Soal A - Ganti "populasi ikan" dengan "jumlah ikan" dalam bagian teks tentang tata ruang laut mulai dari "Pasalnya, antara kawasan" sampai dengan "lingkungan, dan sosial.", lalu tuliskan kembali bagian itu.
Soal B -
Jawablah pertanyaan berikut berdasarkan teks tentang tata ruang laut.
(i) Setelah Deklarasi Djuanda, menjadi berapa mil lebar laut teritorial Indonesia?
(ii) Pada tahun berapa tata ruang laut China ditinjau kembali?
(iii) Berapa lama masa berlaku tata ruang laut di China?

Teks Bacaan -

HARI Nusantara yang
dirayakan setiap 13 Desember diharapkan menjadi momentum berharga untuk
melanjutkan perjuangan para pendiri bangsa. Sebagai generasi penerus, kita
wajib mengisi perjuangan Perdana Menteri RI periode 1957-1959 Djuanda demi
kesejahteraan dan kemakmuran masyarakat.
Dari Deklarasi
Djuanda 13 Desember 1957 itulah laut teritorial Indonesia bertambah sangat
luas. Kalau sebelumnya lebar laut teritorial hanya sebatas 3 mil dari garis
pangkal kepulauan, kini telah bertambah menjadi 12 mil.
Sayangnya, wilayah
perairan laut kita yang sangat luas itu belum tertata dengan baik. Di media
massa, kita kerap mendengar dan menyaksikan konflik kepentingan dan konflik
pemanfaatan ruang laut. Sebut saja antara nelayan tradisional dan nelayan
modern, pelaku industri dan pelaku budi daya ikan atau nelayan, pengembang
reklamasi dan nelayan, pelaku konservasi dan industri, penambang dan pelaku
konservasi, penambang dan pelaku pariwisata, serta nelayan dan penambang.
Mereka saling berebut ruang di perairan laut yang memang belum diatur
peruntukan pemanfaatan ruangnya. Konflik semacam ini menunjukkan kita masih
abai dalam menata ruang laut. Ke depan hal ini tidak bisa dibiarkan. Kini,
saatnya bangkit untuk membenahi tata ruang laut.
Belajar ke China
`Tuntutlah ilmu
hingga ke China' tampaknya dapat menjadi inspirasi untuk menata ruang laut
kita. Saat penulis mengikuti pelatihan bertajuk tata ruang laut di Xiamen,
China, September lalu, Prof Zhou Qiulin dari Third Institute of
Oceanography China berbagi informasi menarik.
Ia menjelaskan,
China telah menyelesaikan seluruh tata ruang laut (marine functional
zoning) baik tingkat nasional, provinsi, maupun country (setingkat
kabupaten/kota) pada 2002 dan ditinjau kembali pada 2011. Masa berlaku tata
ruang laut di China adalah 10 tahun.
Terbitnya tata ruang
laut tersebut menuai banyak manfaat, baik ekonomi, sosial, maupun
lingkungan. Dari sisi lingkungan, pencemaran laut dapat berkurang.
Pasalnya, antara kawasan industri, wisata, pelabuhan, dan budi daya
perikanan ditata sedemikian rupa sehingga alokasi ruang yang diperuntukkan
tidak saling menimbulkan dampak negatif antara satu kegiatan yang satu dan
kegiatan lainnya.
Minimnya pencemaran
juga membuat populasi ikan dan biota laut lainnya stabil. Nelayan
tradisional dan modern dapat menangkap ikan secara efektif. Manfaat
lainnya, tata ruang laut dapat merasionalisasi luasan reklamasi di perairan
laut wilayah pesisir agar sesuai dengan daya dukung lingkungan sehingga
memberikan manfaat ekonomi, lingkungan, dan sosial.

Cuplikan Data -
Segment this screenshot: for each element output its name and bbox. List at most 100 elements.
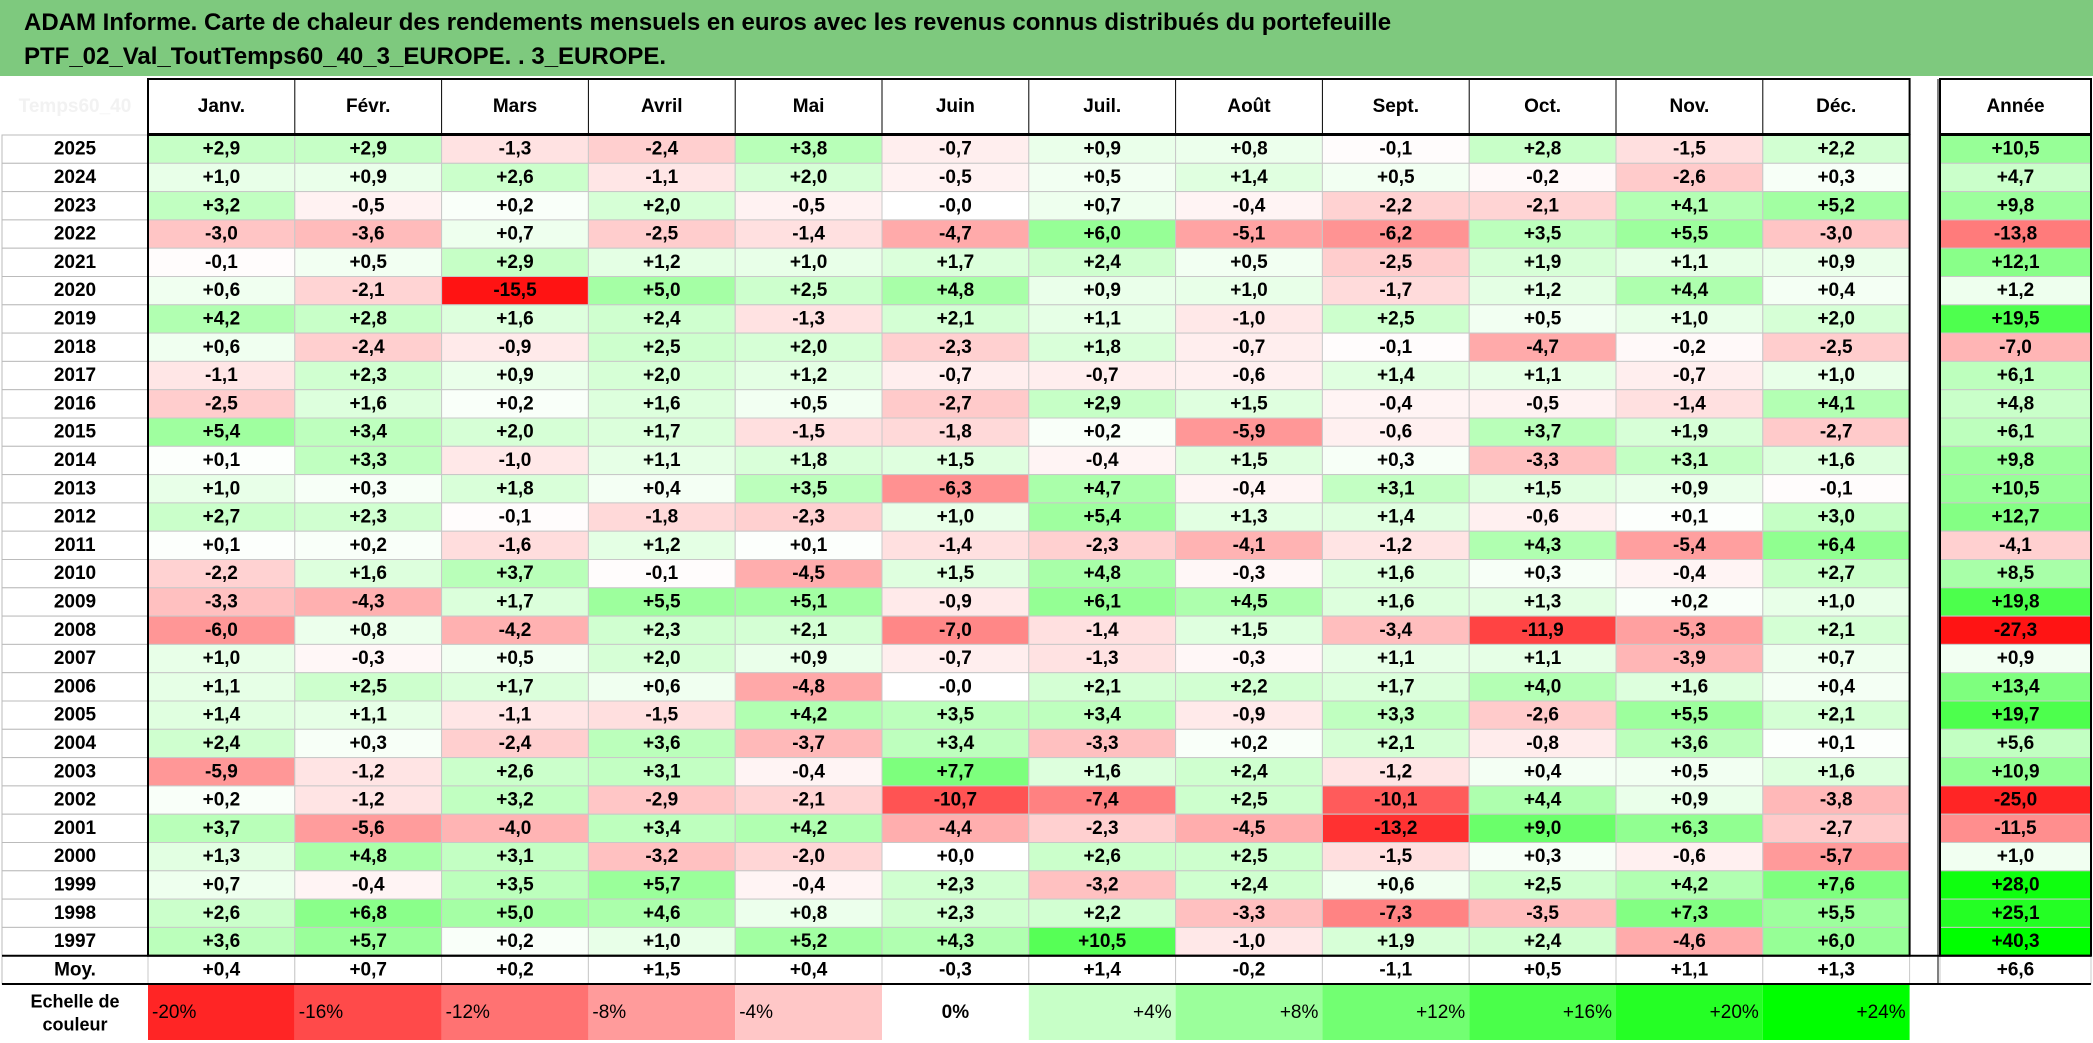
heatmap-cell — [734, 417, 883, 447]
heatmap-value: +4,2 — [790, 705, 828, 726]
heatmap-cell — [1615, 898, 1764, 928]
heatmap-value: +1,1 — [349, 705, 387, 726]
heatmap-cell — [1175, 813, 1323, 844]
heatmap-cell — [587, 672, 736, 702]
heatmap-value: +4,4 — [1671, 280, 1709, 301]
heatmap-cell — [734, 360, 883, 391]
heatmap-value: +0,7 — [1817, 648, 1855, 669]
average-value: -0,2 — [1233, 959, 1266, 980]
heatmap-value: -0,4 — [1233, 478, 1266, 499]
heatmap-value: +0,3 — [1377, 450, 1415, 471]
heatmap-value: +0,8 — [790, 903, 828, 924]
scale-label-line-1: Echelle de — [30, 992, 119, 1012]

Jawaban Latihan A -
Pasalnya, antara kawasan industri, wisata, pelabuhan, dan budi daya
perikanan ditata sedemikian rupa sehingga alokasi ruang yang diperuntukkan
tidak saling menimbulkan dampak negatif antara satu kegiatan yang satu dan
kegiatan lainnya.
Minimnya pencemaran
juga membuat jumlah ikan dan biota laut lainnya stabil. Nelayan
tradisional dan modern dapat menangkap ikan secara efektif. Manfaat
lainnya, tata ruang laut dapat merasionalisasi luasan reklamasi di perairan
laut wilayah pesisir agar sesuai dengan daya dukung lingkungan sehingga
memberikan manfaat ekonomi, lingkungan, dan sosial.

Jawaban Latihan B -
(i) Lebar laut teritorial Indonesia menjadi 12 mil.
(ii) Tata ruang laut China ditinjau kembali pada 2011.
(iii) Masa berlakunya adalah 10 tahun.